>> BEGIN Exercise input
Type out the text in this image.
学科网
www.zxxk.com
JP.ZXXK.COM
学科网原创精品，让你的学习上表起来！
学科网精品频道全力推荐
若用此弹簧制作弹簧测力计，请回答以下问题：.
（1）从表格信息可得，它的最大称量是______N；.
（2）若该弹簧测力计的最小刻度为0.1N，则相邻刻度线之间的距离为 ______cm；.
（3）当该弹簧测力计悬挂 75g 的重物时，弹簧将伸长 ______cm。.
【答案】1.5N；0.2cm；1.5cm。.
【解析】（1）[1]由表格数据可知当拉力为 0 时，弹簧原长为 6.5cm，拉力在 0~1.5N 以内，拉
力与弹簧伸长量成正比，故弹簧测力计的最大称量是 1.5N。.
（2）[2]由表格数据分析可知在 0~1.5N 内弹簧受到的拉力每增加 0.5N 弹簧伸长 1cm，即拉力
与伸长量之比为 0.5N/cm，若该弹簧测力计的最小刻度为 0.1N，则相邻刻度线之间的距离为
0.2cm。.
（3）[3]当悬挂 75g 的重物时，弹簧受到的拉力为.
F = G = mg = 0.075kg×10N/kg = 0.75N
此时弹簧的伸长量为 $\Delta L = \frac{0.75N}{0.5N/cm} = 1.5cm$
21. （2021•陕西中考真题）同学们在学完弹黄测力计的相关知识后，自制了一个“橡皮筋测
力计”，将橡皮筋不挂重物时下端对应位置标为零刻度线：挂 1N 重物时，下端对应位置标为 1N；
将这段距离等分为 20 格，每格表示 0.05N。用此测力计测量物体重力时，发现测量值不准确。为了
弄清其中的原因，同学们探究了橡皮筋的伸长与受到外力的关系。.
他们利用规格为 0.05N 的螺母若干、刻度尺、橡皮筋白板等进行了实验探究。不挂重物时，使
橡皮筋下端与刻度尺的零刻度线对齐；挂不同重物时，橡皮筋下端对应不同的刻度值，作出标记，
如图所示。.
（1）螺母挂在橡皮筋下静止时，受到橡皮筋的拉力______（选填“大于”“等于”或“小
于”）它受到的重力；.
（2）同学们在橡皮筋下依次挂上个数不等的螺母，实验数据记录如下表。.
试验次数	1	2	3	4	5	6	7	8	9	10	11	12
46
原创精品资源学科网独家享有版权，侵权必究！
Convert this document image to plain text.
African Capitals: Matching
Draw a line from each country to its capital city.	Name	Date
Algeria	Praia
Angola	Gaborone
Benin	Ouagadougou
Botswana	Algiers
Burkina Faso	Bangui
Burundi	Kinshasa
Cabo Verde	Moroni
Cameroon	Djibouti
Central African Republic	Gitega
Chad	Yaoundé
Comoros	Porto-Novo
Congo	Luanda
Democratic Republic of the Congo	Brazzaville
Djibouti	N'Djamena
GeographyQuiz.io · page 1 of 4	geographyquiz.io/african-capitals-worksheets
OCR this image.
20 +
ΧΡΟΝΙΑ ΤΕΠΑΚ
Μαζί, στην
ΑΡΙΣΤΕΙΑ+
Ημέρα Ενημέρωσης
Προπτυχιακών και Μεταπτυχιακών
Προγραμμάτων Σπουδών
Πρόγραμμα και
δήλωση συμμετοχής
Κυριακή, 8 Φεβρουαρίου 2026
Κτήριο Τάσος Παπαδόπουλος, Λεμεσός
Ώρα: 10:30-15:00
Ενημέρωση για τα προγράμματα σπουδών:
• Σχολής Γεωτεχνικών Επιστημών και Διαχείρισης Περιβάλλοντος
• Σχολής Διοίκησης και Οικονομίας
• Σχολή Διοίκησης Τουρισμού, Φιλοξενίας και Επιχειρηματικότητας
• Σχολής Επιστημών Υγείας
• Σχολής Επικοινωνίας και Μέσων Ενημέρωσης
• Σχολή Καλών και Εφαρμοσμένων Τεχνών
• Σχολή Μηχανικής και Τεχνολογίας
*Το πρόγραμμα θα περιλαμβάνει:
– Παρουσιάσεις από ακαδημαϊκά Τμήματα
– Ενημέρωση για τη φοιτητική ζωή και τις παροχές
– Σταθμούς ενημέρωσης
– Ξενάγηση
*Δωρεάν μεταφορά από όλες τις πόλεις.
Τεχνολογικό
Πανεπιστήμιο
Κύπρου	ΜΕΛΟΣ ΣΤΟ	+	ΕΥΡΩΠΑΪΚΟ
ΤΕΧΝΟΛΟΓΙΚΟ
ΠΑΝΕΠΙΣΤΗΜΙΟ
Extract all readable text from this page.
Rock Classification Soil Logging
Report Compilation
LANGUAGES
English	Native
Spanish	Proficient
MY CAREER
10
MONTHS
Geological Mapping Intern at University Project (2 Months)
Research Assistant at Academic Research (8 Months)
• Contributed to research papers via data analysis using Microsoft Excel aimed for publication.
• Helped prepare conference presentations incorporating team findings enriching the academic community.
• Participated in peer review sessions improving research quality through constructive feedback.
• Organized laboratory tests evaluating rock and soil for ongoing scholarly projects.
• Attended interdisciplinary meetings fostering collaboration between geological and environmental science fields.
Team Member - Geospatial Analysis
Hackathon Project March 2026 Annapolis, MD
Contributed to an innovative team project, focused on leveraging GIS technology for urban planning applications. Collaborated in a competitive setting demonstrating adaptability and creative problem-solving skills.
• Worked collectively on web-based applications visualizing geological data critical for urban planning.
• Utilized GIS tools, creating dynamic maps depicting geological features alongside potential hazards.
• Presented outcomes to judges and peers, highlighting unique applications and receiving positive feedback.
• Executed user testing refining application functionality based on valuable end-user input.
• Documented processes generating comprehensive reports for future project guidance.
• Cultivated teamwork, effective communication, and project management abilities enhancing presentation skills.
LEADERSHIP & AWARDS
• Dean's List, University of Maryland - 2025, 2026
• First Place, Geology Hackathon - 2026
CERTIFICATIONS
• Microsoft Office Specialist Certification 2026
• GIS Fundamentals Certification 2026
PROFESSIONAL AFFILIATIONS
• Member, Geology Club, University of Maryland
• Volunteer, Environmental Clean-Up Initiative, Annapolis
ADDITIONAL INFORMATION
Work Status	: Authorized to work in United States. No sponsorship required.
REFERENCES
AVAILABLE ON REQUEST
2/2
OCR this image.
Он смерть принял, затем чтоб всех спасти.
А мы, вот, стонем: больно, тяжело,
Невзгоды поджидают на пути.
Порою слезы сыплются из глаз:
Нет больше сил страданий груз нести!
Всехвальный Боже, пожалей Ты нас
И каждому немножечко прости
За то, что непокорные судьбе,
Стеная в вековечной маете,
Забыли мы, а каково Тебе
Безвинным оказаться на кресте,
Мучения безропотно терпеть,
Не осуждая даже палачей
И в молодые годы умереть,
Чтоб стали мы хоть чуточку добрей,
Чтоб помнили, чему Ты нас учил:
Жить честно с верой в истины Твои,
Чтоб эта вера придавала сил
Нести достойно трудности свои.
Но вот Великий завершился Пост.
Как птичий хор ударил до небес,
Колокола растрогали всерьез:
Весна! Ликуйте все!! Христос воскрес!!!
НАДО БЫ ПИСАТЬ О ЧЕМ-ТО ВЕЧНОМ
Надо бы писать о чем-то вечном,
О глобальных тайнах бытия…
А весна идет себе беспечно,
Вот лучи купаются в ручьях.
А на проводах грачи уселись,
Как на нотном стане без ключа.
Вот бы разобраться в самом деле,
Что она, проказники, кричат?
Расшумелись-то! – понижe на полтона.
>> END Exercise input
Exercise: Every record above must be duplicated exactly.

Response to this exercise:
Type out the text in this image.
学科网
www.zxxk.com
JP.ZXXK.COM
学科网原创精品，让你的学习上表起来！
学科网精品频道全力推荐
若用此弹簧制作弹簧测力计，请回答以下问题：.
（1）从表格信息可得，它的最大称量是______N；.
（2）若该弹簧测力计的最小刻度为0.1N，则相邻刻度线之间的距离为 ______cm；.
（3）当该弹簧测力计悬挂 75g 的重物时，弹簧将伸长 ______cm。.
【答案】1.5N；0.2cm；1.5cm。.
【解析】（1）[1]由表格数据可知当拉力为 0 时，弹簧原长为 6.5cm，拉力在 0~1.5N 以内，拉
力与弹簧伸长量成正比，故弹簧测力计的最大称量是 1.5N。.
（2）[2]由表格数据分析可知在 0~1.5N 内弹簧受到的拉力每增加 0.5N 弹簧伸长 1cm，即拉力
与伸长量之比为 0.5N/cm，若该弹簧测力计的最小刻度为 0.1N，则相邻刻度线之间的距离为
0.2cm。.
（3）[3]当悬挂 75g 的重物时，弹簧受到的拉力为.
F = G = mg = 0.075kg×10N/kg = 0.75N
此时弹簧的伸长量为 $\Delta L = \frac{0.75N}{0.5N/cm} = 1.5cm$
21. （2021•陕西中考真题）同学们在学完弹黄测力计的相关知识后，自制了一个“橡皮筋测
力计”，将橡皮筋不挂重物时下端对应位置标为零刻度线：挂 1N 重物时，下端对应位置标为 1N；
将这段距离等分为 20 格，每格表示 0.05N。用此测力计测量物体重力时，发现测量值不准确。为了
弄清其中的原因，同学们探究了橡皮筋的伸长与受到外力的关系。.
他们利用规格为 0.05N 的螺母若干、刻度尺、橡皮筋白板等进行了实验探究。不挂重物时，使
橡皮筋下端与刻度尺的零刻度线对齐；挂不同重物时，橡皮筋下端对应不同的刻度值，作出标记，
如图所示。.
（1）螺母挂在橡皮筋下静止时，受到橡皮筋的拉力______（选填“大于”“等于”或“小
于”）它受到的重力；.
（2）同学们在橡皮筋下依次挂上个数不等的螺母，实验数据记录如下表。.
试验次数	1	2	3	4	5	6	7	8	9	10	11	12
46
原创精品资源学科网独家享有版权，侵权必究！
Convert this document image to plain text.
African Capitals: Matching
Draw a line from each country to its capital city.	Name	Date
Algeria	Praia
Angola	Gaborone
Benin	Ouagadougou
Botswana	Algiers
Burkina Faso	Bangui
Burundi	Kinshasa
Cabo Verde	Moroni
Cameroon	Djibouti
Central African Republic	Gitega
Chad	Yaoundé
Comoros	Porto-Novo
Congo	Luanda
Democratic Republic of the Congo	Brazzaville
Djibouti	N'Djamena
GeographyQuiz.io · page 1 of 4	geographyquiz.io/african-capitals-worksheets
OCR this image.
20 +
ΧΡΟΝΙΑ ΤΕΠΑΚ
Μαζί, στην
ΑΡΙΣΤΕΙΑ+
Ημέρα Ενημέρωσης
Προπτυχιακών και Μεταπτυχιακών
Προγραμμάτων Σπουδών
Πρόγραμμα και
δήλωση συμμετοχής
Κυριακή, 8 Φεβρουαρίου 2026
Κτήριο Τάσος Παπαδόπουλος, Λεμεσός
Ώρα: 10:30-15:00
Ενημέρωση για τα προγράμματα σπουδών:
• Σχολής Γεωτεχνικών Επιστημών και Διαχείρισης Περιβάλλοντος
• Σχολής Διοίκησης και Οικονομίας
• Σχολή Διοίκησης Τουρισμού, Φιλοξενίας και Επιχειρηματικότητας
• Σχολής Επιστημών Υγείας
• Σχολής Επικοινωνίας και Μέσων Ενημέρωσης
• Σχολή Καλών και Εφαρμοσμένων Τεχνών
• Σχολή Μηχανικής και Τεχνολογίας
*Το πρόγραμμα θα περιλαμβάνει:
– Παρουσιάσεις από ακαδημαϊκά Τμήματα
– Ενημέρωση για τη φοιτητική ζωή και τις παροχές
– Σταθμούς ενημέρωσης
– Ξενάγηση
*Δωρεάν μεταφορά από όλες τις πόλεις.
Τεχνολογικό
Πανεπιστήμιο
Κύπρου	ΜΕΛΟΣ ΣΤΟ	+	ΕΥΡΩΠΑΪΚΟ
ΤΕΧΝΟΛΟΓΙΚΟ
ΠΑΝΕΠΙΣΤΗΜΙΟ
Extract all readable text from this page.
Rock Classification Soil Logging
Report Compilation
LANGUAGES
English	Native
Spanish	Proficient
MY CAREER
10
MONTHS
Geological Mapping Intern at University Project (2 Months)
Research Assistant at Academic Research (8 Months)
• Contributed to research papers via data analysis using Microsoft Excel aimed for publication.
• Helped prepare conference presentations incorporating team findings enriching the academic community.
• Participated in peer review sessions improving research quality through constructive feedback.
• Organized laboratory tests evaluating rock and soil for ongoing scholarly projects.
• Attended interdisciplinary meetings fostering collaboration between geological and environmental science fields.
Team Member - Geospatial Analysis
Hackathon Project March 2026 Annapolis, MD
Contributed to an innovative team project, focused on leveraging GIS technology for urban planning applications. Collaborated in a competitive setting demonstrating adaptability and creative problem-solving skills.
• Worked collectively on web-based applications visualizing geological data critical for urban planning.
• Utilized GIS tools, creating dynamic maps depicting geological features alongside potential hazards.
• Presented outcomes to judges and peers, highlighting unique applications and receiving positive feedback.
• Executed user testing refining application functionality based on valuable end-user input.
• Documented processes generating comprehensive reports for future project guidance.
• Cultivated teamwork, effective communication, and project management abilities enhancing presentation skills.
LEADERSHIP & AWARDS
• Dean's List, University of Maryland - 2025, 2026
• First Place, Geology Hackathon - 2026
CERTIFICATIONS
• Microsoft Office Specialist Certification 2026
• GIS Fundamentals Certification 2026
PROFESSIONAL AFFILIATIONS
• Member, Geology Club, University of Maryland
• Volunteer, Environmental Clean-Up Initiative, Annapolis
ADDITIONAL INFORMATION
Work Status	: Authorized to work in United States. No sponsorship required.
REFERENCES
AVAILABLE ON REQUEST
2/2
OCR this image.
Он смерть принял, затем чтоб всех спасти.
А мы, вот, стонем: больно, тяжело,
Невзгоды поджидают на пути.
Порою слезы сыплются из глаз:
Нет больше сил страданий груз нести!
Всехвальный Боже, пожалей Ты нас
И каждому немножечко прости
За то, что непокорные судьбе,
Стеная в вековечной маете,
Забыли мы, а каково Тебе
Безвинным оказаться на кресте,
Мучения безропотно терпеть,
Не осуждая даже палачей
И в молодые годы умереть,
Чтоб стали мы хоть чуточку добрей,
Чтоб помнили, чему Ты нас учил:
Жить честно с верой в истины Твои,
Чтоб эта вера придавала сил
Нести достойно трудности свои.
Но вот Великий завершился Пост.
Как птичий хор ударил до небес,
Колокола растрогали всерьез:
Весна! Ликуйте все!! Христос воскрес!!!
НАДО БЫ ПИСАТЬ О ЧЕМ-ТО ВЕЧНОМ
Надо бы писать о чем-то вечном,
О глобальных тайнах бытия…
А весна идет себе беспечно,
Вот лучи купаются в ручьях.
А на проводах грачи уселись,
Как на нотном стане без ключа.
Вот бы разобраться в самом деле,
Что она, проказники, кричат?
Расшумелись-то! – понижe на полтона.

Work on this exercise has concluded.